Requirements
Pull out the lines from the one containing "Output the text content of this document." through the final line of the listing below and repeat them exactly. Leave the pictures behind.

[Collected data entries]
▼▼▼
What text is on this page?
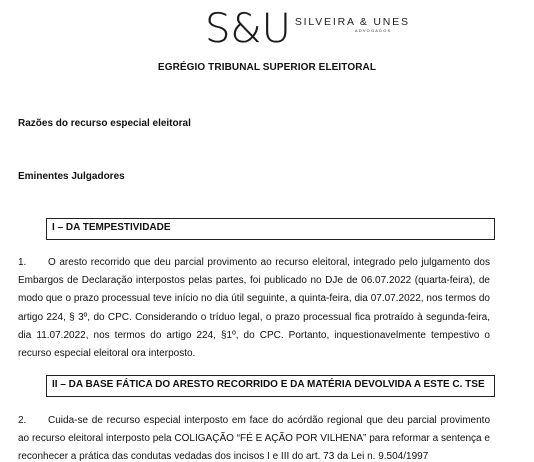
S&U SILVEIRA & UNES
ADVOGADOS
EGRÉGIO TRIBUNAL SUPERIOR ELEITORAL
Razões do recurso especial eleitoral
Eminentes Julgadores
I – DA TEMPESTIVIDADE
1. O aresto recorrido que deu parcial provimento ao recurso eleitoral, integrado pelo julgamento dos Embargos de Declaração interpostos pelas partes, foi publicado no DJe de 06.07.2022 (quarta-feira), de modo que o prazo processual teve início no dia útil seguinte, a quinta-feira, dia 07.07.2022, nos termos do artigo 224, § 3º, do CPC. Considerando o tríduo legal, o prazo processual fica protraído à segunda-feira, dia 11.07.2022, nos termos do artigo 224, §1º, do CPC. Portanto, inquestionavelmente tempestivo o recurso especial eleitoral ora interposto.
II – DA BASE FÁTICA DO ARESTO RECORRIDO E DA MATÉRIA DEVOLVIDA A ESTE C. TSE
2. Cuida-se de recurso especial interposto em face do acórdão regional que deu parcial provimento ao recurso eleitoral interposto pela COLIGAÇÃO “FÉ E AÇÃO POR VILHENA” para reformar a sentença e reconhecer a prática das condutas vedadas dos incisos I e III do art. 73 da Lei n. 9.504/1997
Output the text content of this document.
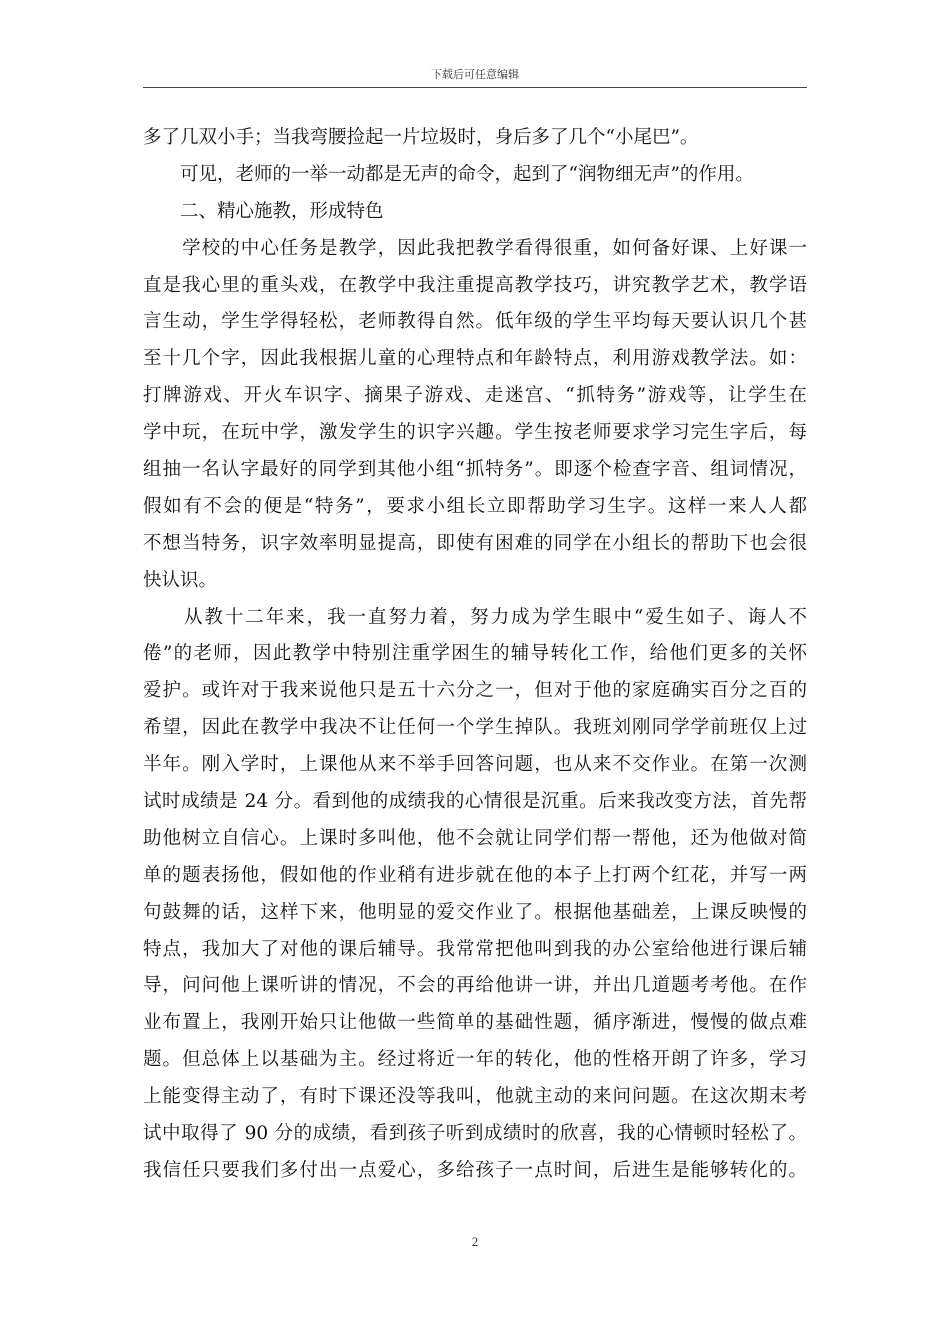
下载后可任意编辑
多了几双小手；当我弯腰捡起一片垃圾时，身后多了几个“小尾巴”。
　　可见，老师的一举一动都是无声的命令，起到了“润物细无声”的作用。
　　二、精心施教，形成特色
　　学校的中心任务是教学，因此我把教学看得很重，如何备好课、上好课一
直是我心里的重头戏，在教学中我注重提高教学技巧，讲究教学艺术，教学语
言生动，学生学得轻松，老师教得自然。低年级的学生平均每天要认识几个甚
至十几个字，因此我根据儿童的心理特点和年龄特点，利用游戏教学法。如：
打牌游戏、开火车识字、摘果子游戏、走迷宫、“抓特务”游戏等，让学生在
学中玩，在玩中学，激发学生的识字兴趣。学生按老师要求学习完生字后，每
组抽一名认字最好的同学到其他小组“抓特务”。即逐个检查字音、组词情况，
假如有不会的便是“特务”，要求小组长立即帮助学习生字。这样一来人人都
不想当特务，识字效率明显提高，即使有困难的同学在小组长的帮助下也会很
快认识。
　　从教十二年来，我一直努力着，努力成为学生眼中“爱生如子、诲人不
倦”的老师，因此教学中特别注重学困生的辅导转化工作，给他们更多的关怀
爱护。或许对于我来说他只是五十六分之一，但对于他的家庭确实百分之百的
希望，因此在教学中我决不让任何一个学生掉队。我班刘刚同学学前班仅上过
半年。刚入学时，上课他从来不举手回答问题，也从来不交作业。在第一次测
试时成绩是 24 分。看到他的成绩我的心情很是沉重。后来我改变方法，首先帮
助他树立自信心。上课时多叫他，他不会就让同学们帮一帮他，还为他做对简
单的题表扬他，假如他的作业稍有进步就在他的本子上打两个红花，并写一两
句鼓舞的话，这样下来，他明显的爱交作业了。根据他基础差，上课反映慢的
特点，我加大了对他的课后辅导。我常常把他叫到我的办公室给他进行课后辅
导，问问他上课听讲的情况，不会的再给他讲一讲，并出几道题考考他。在作
业布置上，我刚开始只让他做一些简单的基础性题，循序渐进，慢慢的做点难
题。但总体上以基础为主。经过将近一年的转化，他的性格开朗了许多，学习
上能变得主动了，有时下课还没等我叫，他就主动的来问问题。在这次期末考
试中取得了 90 分的成绩，看到孩子听到成绩时的欣喜，我的心情顿时轻松了。
我信任只要我们多付出一点爱心，多给孩子一点时间，后进生是能够转化的。
2
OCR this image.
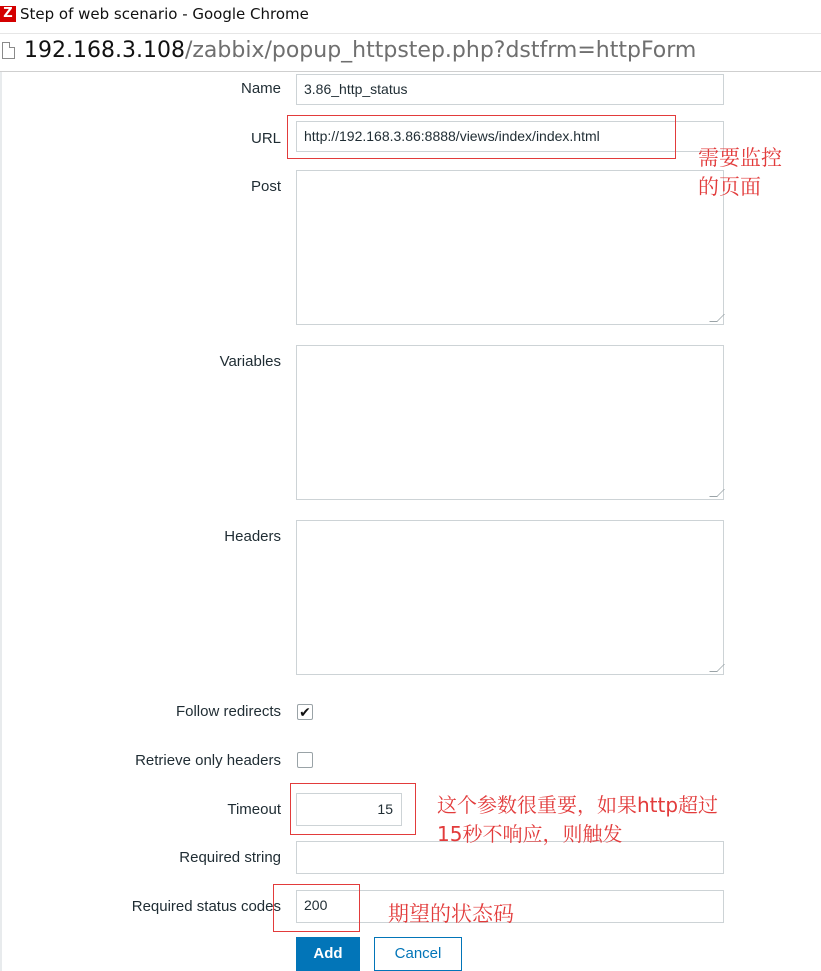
Z Step of web scenario - Google Chrome
192.168.3.108/zabbix/popup_httpstep.php?dstfrm=httpForm
Name	3.86_http_status
URL	http://192.168.3.86:8888/views/index/index.html
Post
Variables
Headers
Follow redirects ✔
Retrieve only headers
Timeout	15
Required string
Required status codes	200
Add	Cancel
需要监控
的页面
这个参数很重要，如果http超过
15秒不响应，则触发
期望的状态码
▲▲▲
Written answer
Output the text content of this document.
下载后可任意编辑
多了几双小手；当我弯腰捡起一片垃圾时，身后多了几个“小尾巴”。
　　可见，老师的一举一动都是无声的命令，起到了“润物细无声”的作用。
　　二、精心施教，形成特色
　　学校的中心任务是教学，因此我把教学看得很重，如何备好课、上好课一
直是我心里的重头戏，在教学中我注重提高教学技巧，讲究教学艺术，教学语
言生动，学生学得轻松，老师教得自然。低年级的学生平均每天要认识几个甚
至十几个字，因此我根据儿童的心理特点和年龄特点，利用游戏教学法。如：
打牌游戏、开火车识字、摘果子游戏、走迷宫、“抓特务”游戏等，让学生在
学中玩，在玩中学，激发学生的识字兴趣。学生按老师要求学习完生字后，每
组抽一名认字最好的同学到其他小组“抓特务”。即逐个检查字音、组词情况，
假如有不会的便是“特务”，要求小组长立即帮助学习生字。这样一来人人都
不想当特务，识字效率明显提高，即使有困难的同学在小组长的帮助下也会很
快认识。
　　从教十二年来，我一直努力着，努力成为学生眼中“爱生如子、诲人不
倦”的老师，因此教学中特别注重学困生的辅导转化工作，给他们更多的关怀
爱护。或许对于我来说他只是五十六分之一，但对于他的家庭确实百分之百的
希望，因此在教学中我决不让任何一个学生掉队。我班刘刚同学学前班仅上过
半年。刚入学时，上课他从来不举手回答问题，也从来不交作业。在第一次测
试时成绩是 24 分。看到他的成绩我的心情很是沉重。后来我改变方法，首先帮
助他树立自信心。上课时多叫他，他不会就让同学们帮一帮他，还为他做对简
单的题表扬他，假如他的作业稍有进步就在他的本子上打两个红花，并写一两
句鼓舞的话，这样下来，他明显的爱交作业了。根据他基础差，上课反映慢的
特点，我加大了对他的课后辅导。我常常把他叫到我的办公室给他进行课后辅
导，问问他上课听讲的情况，不会的再给他讲一讲，并出几道题考考他。在作
业布置上，我刚开始只让他做一些简单的基础性题，循序渐进，慢慢的做点难
题。但总体上以基础为主。经过将近一年的转化，他的性格开朗了许多，学习
上能变得主动了，有时下课还没等我叫，他就主动的来问问题。在这次期末考
试中取得了 90 分的成绩，看到孩子听到成绩时的欣喜，我的心情顿时轻松了。
我信任只要我们多付出一点爱心，多给孩子一点时间，后进生是能够转化的。
2
OCR this image.
Z Step of web scenario - Google Chrome
192.168.3.108/zabbix/popup_httpstep.php?dstfrm=httpForm
Name	3.86_http_status
URL	http://192.168.3.86:8888/views/index/index.html
Post
Variables
Headers
Follow redirects ✔
Retrieve only headers
Timeout	15
Required string
Required status codes	200
Add	Cancel
需要监控
的页面
这个参数很重要，如果http超过
15秒不响应，则触发
期望的状态码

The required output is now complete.